What is expected: Nothing in the records may be left out or altered; reproduce them all exactly.

----- Material provided

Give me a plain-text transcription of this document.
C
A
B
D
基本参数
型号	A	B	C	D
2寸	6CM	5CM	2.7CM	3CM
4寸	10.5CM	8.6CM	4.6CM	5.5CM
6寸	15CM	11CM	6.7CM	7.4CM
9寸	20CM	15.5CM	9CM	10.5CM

----------

Written solution:
Give me a plain-text transcription of this document.
C
A
B
D
基本参数
型号	A	B	C	D
2寸	6CM	5CM	2.7CM	3CM
4寸	10.5CM	8.6CM	4.6CM	5.5CM
6寸	15CM	11CM	6.7CM	7.4CM
9寸	20CM	15.5CM	9CM	10.5CM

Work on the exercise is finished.